# What the task requires
Please write out the material below exactly as given.

# Information given
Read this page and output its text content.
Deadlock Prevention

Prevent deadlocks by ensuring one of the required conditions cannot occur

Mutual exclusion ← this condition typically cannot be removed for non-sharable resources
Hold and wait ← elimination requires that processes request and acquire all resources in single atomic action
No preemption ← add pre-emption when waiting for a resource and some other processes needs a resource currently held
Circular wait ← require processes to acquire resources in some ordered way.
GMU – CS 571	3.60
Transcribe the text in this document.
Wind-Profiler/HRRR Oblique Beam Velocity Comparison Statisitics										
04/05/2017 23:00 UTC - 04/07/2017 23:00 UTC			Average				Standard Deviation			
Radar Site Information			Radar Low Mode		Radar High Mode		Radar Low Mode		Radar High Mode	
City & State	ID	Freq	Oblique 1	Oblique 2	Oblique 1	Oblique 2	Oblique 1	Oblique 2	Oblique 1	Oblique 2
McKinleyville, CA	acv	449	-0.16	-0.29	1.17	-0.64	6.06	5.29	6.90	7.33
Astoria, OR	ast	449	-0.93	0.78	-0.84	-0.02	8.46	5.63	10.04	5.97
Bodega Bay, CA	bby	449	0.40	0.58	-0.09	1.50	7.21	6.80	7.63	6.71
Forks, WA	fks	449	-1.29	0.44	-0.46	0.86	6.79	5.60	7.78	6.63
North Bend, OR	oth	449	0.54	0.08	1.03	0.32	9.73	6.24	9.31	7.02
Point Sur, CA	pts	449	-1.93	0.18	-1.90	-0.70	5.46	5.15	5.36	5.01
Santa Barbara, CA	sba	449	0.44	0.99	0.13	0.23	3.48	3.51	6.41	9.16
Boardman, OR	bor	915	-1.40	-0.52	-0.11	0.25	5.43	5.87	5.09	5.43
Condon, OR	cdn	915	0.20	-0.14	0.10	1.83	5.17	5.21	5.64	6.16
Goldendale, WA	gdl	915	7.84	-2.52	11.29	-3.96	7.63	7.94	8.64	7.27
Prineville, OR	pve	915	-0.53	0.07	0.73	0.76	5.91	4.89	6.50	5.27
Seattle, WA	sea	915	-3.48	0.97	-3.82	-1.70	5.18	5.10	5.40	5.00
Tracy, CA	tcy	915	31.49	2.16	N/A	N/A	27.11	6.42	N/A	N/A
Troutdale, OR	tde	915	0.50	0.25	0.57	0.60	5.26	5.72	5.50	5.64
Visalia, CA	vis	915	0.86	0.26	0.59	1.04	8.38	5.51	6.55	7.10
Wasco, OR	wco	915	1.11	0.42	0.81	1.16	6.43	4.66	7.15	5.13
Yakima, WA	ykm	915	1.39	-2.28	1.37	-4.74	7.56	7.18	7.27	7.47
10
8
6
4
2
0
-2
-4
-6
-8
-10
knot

# Written response
Read this page and output its text content.
Deadlock Prevention

Prevent deadlocks by ensuring one of the required conditions cannot occur

Mutual exclusion ← this condition typically cannot be removed for non-sharable resources
Hold and wait ← elimination requires that processes request and acquire all resources in single atomic action
No preemption ← add pre-emption when waiting for a resource and some other processes needs a resource currently held
Circular wait ← require processes to acquire resources in some ordered way.
GMU – CS 571	3.60
Transcribe the text in this document.
Wind-Profiler/HRRR Oblique Beam Velocity Comparison Statisitics										
04/05/2017 23:00 UTC - 04/07/2017 23:00 UTC			Average				Standard Deviation			
Radar Site Information			Radar Low Mode		Radar High Mode		Radar Low Mode		Radar High Mode	
City & State	ID	Freq	Oblique 1	Oblique 2	Oblique 1	Oblique 2	Oblique 1	Oblique 2	Oblique 1	Oblique 2
McKinleyville, CA	acv	449	-0.16	-0.29	1.17	-0.64	6.06	5.29	6.90	7.33
Astoria, OR	ast	449	-0.93	0.78	-0.84	-0.02	8.46	5.63	10.04	5.97
Bodega Bay, CA	bby	449	0.40	0.58	-0.09	1.50	7.21	6.80	7.63	6.71
Forks, WA	fks	449	-1.29	0.44	-0.46	0.86	6.79	5.60	7.78	6.63
North Bend, OR	oth	449	0.54	0.08	1.03	0.32	9.73	6.24	9.31	7.02
Point Sur, CA	pts	449	-1.93	0.18	-1.90	-0.70	5.46	5.15	5.36	5.01
Santa Barbara, CA	sba	449	0.44	0.99	0.13	0.23	3.48	3.51	6.41	9.16
Boardman, OR	bor	915	-1.40	-0.52	-0.11	0.25	5.43	5.87	5.09	5.43
Condon, OR	cdn	915	0.20	-0.14	0.10	1.83	5.17	5.21	5.64	6.16
Goldendale, WA	gdl	915	7.84	-2.52	11.29	-3.96	7.63	7.94	8.64	7.27
Prineville, OR	pve	915	-0.53	0.07	0.73	0.76	5.91	4.89	6.50	5.27
Seattle, WA	sea	915	-3.48	0.97	-3.82	-1.70	5.18	5.10	5.40	5.00
Tracy, CA	tcy	915	31.49	2.16	N/A	N/A	27.11	6.42	N/A	N/A
Troutdale, OR	tde	915	0.50	0.25	0.57	0.60	5.26	5.72	5.50	5.64
Visalia, CA	vis	915	0.86	0.26	0.59	1.04	8.38	5.51	6.55	7.10
Wasco, OR	wco	915	1.11	0.42	0.81	1.16	6.43	4.66	7.15	5.13
Yakima, WA	ykm	915	1.39	-2.28	1.37	-4.74	7.56	7.18	7.27	7.47
10
8
6
4
2
0
-2
-4
-6
-8
-10
knot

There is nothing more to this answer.